GIVEN PROBLEM: Make an exact copy of all the entries, with the pictures left out.

----- INPUT ROWS -----

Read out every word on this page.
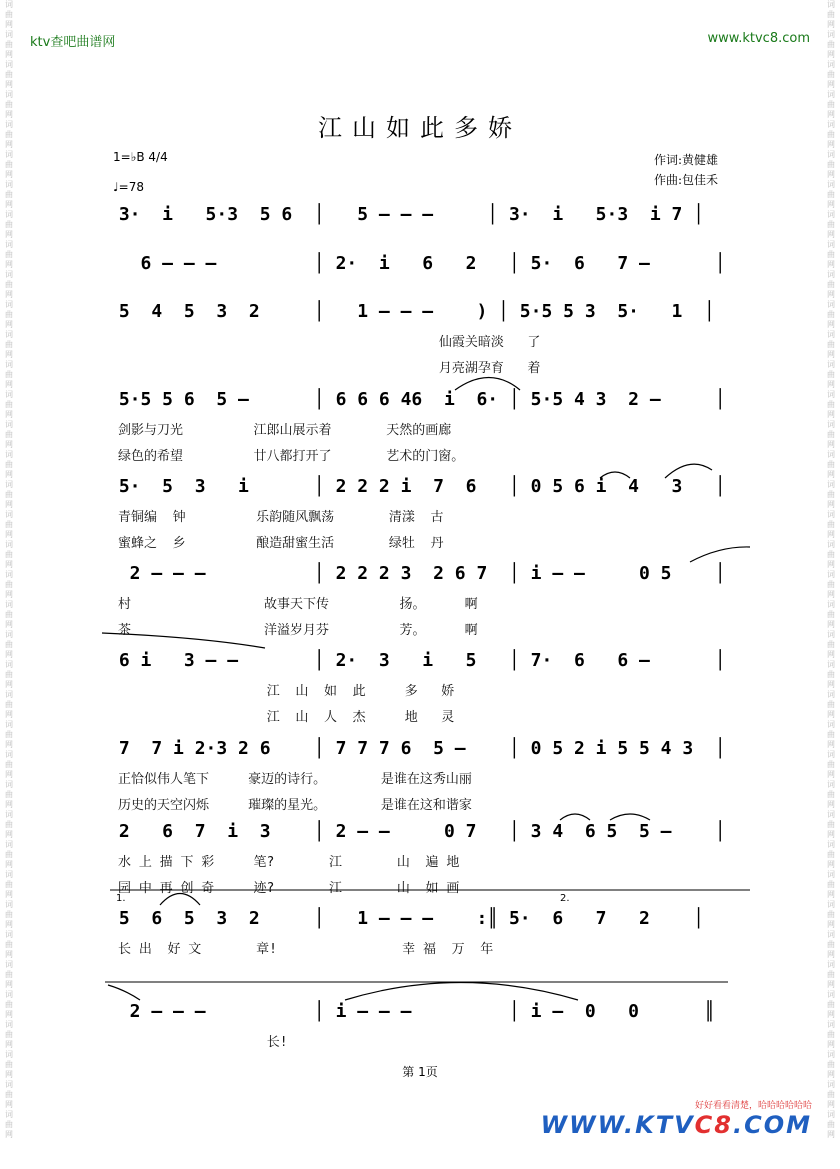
词
曲
网
词
曲
网
词
曲
网
词
曲
网
词
曲
网
词
曲
网
词
曲
网
词
曲
网
词
曲
网
词
曲
网
词
曲
网
词
曲
网
词
曲
网
词
曲
网
词
曲
网
词
曲
网
词
曲
网
词
曲
网
词
曲
网
词
曲
网
词
曲
网
词
曲
网
词
曲
网
词
曲
网
词
曲
网
词
曲
网
词
曲
网
词
曲
网
词
曲
网
词
曲
网
词
曲
网
词
曲
网
词
曲
网
词
曲
网
词
曲
网
词
曲
网
词
曲
网
词
曲
网
词
曲
网
词
曲
网
词
曲
网
词
曲
网
词
曲
网
词
曲
网
词
曲
网
词
曲
网
词
曲
网
词
曲
网
词
曲
网
词
曲
网
词
曲
网
词
曲
网
词
曲
网
词
曲
网
词
曲
网
词
曲
网
词
曲
网
词
曲
网
词
曲
网
词
曲
网
词
曲
网
词
曲
网
词
曲
网
词
曲
网
词
曲
网
词
曲
网
词
曲
网
词
曲
网
词
曲
网
词
曲
网
词
曲
网
词
曲
网
词
曲
网
词
曲
网
词
曲
网
词
曲
网
ktv查吧曲谱网	www.ktvc8.com
江山如此多娇
1=♭B 4/4
♩=78
作词:黄健雄
作曲:包佳禾
3·  i   5·3  5 6  │   5 – – –     │ 3·  i   5·3  i 7 │
6 – – –         │ 2·  i   6   2   │ 5·  6   7 –      │
5  4  5  3  2     │   1 – – –    ) │ 5·5 5 3  5·   1  │
仙霞关暗淡   了
月亮湖孕育   着
5·5 5 6  5 –      │ 6 6 6 46  i  6· │ 5·5 4 3  2 –     │
剑影与刀光         江郎山展示着       天然的画廊
绿色的希望         廿八都打开了       艺术的门窗。
5·  5  3   i      │ 2 2 2 i  7  6   │ 0 5 6 i  4   3   │
青铜编  钟         乐韵随风飘荡       清漾  古
蜜蜂之  乡         酿造甜蜜生活       绿牡  丹
2 – – –          │ 2 2 2 3  2 6 7  │ i – –     0 5    │
村                 故事天下传         扬。     啊
茶                 洋溢岁月芬         芳。     啊
6 i   3 – –       │ 2·  3   i   5   │ 7·  6   6 –      │
江  山  如  此     多   娇
江  山  人  杰     地   灵
7  7 i 2·3 2 6    │ 7 7 7 6  5 –    │ 0 5 2 i 5 5 4 3  │
正恰似伟人笔下     豪迈的诗行。       是谁在这秀山丽
历史的天空闪烁     璀璨的星光。       是谁在这和谐家
2   6  7  i  3    │ 2 – –     0 7   │ 3 4  6 5  5 –    │
水 上 描 下 彩     笔?       江       山  遍 地
园 中 再 创 奇     迹?       江       山  如 画
5  6  5  3  2     │   1 – – –    :║ 5·  6   7   2    │
长 出  好 文       章!                幸 福  万  年
2 – – –          │ i – – –         │ i –  0   0      ║
长!
1.	2.
第 1页
好好看看清楚，哈哈哈哈哈哈
WWW.KTVC8.COM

-----

RESPONSE TO THIS EXERCISE:
Read out every word on this page.
词
曲
网
词
曲
网
词
曲
网
词
曲
网
词
曲
网
词
曲
网
词
曲
网
词
曲
网
词
曲
网
词
曲
网
词
曲
网
词
曲
网
词
曲
网
词
曲
网
词
曲
网
词
曲
网
词
曲
网
词
曲
网
词
曲
网
词
曲
网
词
曲
网
词
曲
网
词
曲
网
词
曲
网
词
曲
网
词
曲
网
词
曲
网
词
曲
网
词
曲
网
词
曲
网
词
曲
网
词
曲
网
词
曲
网
词
曲
网
词
曲
网
词
曲
网
词
曲
网
词
曲
网
词
曲
网
词
曲
网
词
曲
网
词
曲
网
词
曲
网
词
曲
网
词
曲
网
词
曲
网
词
曲
网
词
曲
网
词
曲
网
词
曲
网
词
曲
网
词
曲
网
词
曲
网
词
曲
网
词
曲
网
词
曲
网
词
曲
网
词
曲
网
词
曲
网
词
曲
网
词
曲
网
词
曲
网
词
曲
网
词
曲
网
词
曲
网
词
曲
网
词
曲
网
词
曲
网
词
曲
网
词
曲
网
词
曲
网
词
曲
网
词
曲
网
词
曲
网
词
曲
网
词
曲
网
ktv查吧曲谱网	www.ktvc8.com
江山如此多娇
1=♭B 4/4
♩=78
作词:黄健雄
作曲:包佳禾
3·  i   5·3  5 6  │   5 – – –     │ 3·  i   5·3  i 7 │
6 – – –         │ 2·  i   6   2   │ 5·  6   7 –      │
5  4  5  3  2     │   1 – – –    ) │ 5·5 5 3  5·   1  │
仙霞关暗淡   了
月亮湖孕育   着
5·5 5 6  5 –      │ 6 6 6 46  i  6· │ 5·5 4 3  2 –     │
剑影与刀光         江郎山展示着       天然的画廊
绿色的希望         廿八都打开了       艺术的门窗。
5·  5  3   i      │ 2 2 2 i  7  6   │ 0 5 6 i  4   3   │
青铜编  钟         乐韵随风飘荡       清漾  古
蜜蜂之  乡         酿造甜蜜生活       绿牡  丹
2 – – –          │ 2 2 2 3  2 6 7  │ i – –     0 5    │
村                 故事天下传         扬。     啊
茶                 洋溢岁月芬         芳。     啊
6 i   3 – –       │ 2·  3   i   5   │ 7·  6   6 –      │
江  山  如  此     多   娇
江  山  人  杰     地   灵
7  7 i 2·3 2 6    │ 7 7 7 6  5 –    │ 0 5 2 i 5 5 4 3  │
正恰似伟人笔下     豪迈的诗行。       是谁在这秀山丽
历史的天空闪烁     璀璨的星光。       是谁在这和谐家
2   6  7  i  3    │ 2 – –     0 7   │ 3 4  6 5  5 –    │
水 上 描 下 彩     笔?       江       山  遍 地
园 中 再 创 奇     迹?       江       山  如 画
5  6  5  3  2     │   1 – – –    :║ 5·  6   7   2    │
长 出  好 文       章!                幸 福  万  年
2 – – –          │ i – – –         │ i –  0   0      ║
长!
1.	2.
第 1页
好好看看清楚，哈哈哈哈哈哈
WWW.KTVC8.COM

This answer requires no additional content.